• _DESCRIPTION OF THE TASK_:
Of the lines in this material, how many contain "title"? Answer with a single number only.

• _Recorded data_:
--------------------

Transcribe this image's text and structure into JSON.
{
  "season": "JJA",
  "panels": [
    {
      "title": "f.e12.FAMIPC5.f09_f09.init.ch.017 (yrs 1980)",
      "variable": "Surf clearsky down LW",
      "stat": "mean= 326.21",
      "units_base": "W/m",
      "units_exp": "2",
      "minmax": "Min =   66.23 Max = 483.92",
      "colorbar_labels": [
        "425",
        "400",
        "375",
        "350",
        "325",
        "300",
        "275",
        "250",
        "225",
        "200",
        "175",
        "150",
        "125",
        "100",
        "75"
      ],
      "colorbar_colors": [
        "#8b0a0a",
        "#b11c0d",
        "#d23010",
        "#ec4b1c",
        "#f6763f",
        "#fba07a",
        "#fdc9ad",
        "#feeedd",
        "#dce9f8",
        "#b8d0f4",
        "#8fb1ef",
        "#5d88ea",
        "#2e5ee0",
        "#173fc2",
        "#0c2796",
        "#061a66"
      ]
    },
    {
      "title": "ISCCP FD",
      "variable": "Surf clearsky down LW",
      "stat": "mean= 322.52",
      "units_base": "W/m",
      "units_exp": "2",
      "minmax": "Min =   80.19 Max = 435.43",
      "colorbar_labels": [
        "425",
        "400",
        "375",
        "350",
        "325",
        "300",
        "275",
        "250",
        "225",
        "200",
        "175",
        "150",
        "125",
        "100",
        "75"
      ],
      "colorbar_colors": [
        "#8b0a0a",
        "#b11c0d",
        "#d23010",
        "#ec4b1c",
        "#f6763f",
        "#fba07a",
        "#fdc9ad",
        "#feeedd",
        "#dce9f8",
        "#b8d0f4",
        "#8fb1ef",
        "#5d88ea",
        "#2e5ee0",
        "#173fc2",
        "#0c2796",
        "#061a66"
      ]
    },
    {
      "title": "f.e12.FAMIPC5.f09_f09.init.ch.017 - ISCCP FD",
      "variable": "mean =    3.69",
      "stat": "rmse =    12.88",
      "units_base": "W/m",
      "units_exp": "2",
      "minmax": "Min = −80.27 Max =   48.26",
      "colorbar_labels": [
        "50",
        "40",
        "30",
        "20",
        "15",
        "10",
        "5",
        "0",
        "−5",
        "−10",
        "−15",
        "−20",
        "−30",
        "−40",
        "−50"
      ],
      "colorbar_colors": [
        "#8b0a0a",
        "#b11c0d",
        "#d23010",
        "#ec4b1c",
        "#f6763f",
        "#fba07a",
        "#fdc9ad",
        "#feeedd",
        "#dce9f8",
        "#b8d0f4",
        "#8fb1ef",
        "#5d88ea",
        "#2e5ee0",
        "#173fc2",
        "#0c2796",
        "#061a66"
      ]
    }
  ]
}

--------------------

• _SOLUTION TO THIS EXERCISE_:
3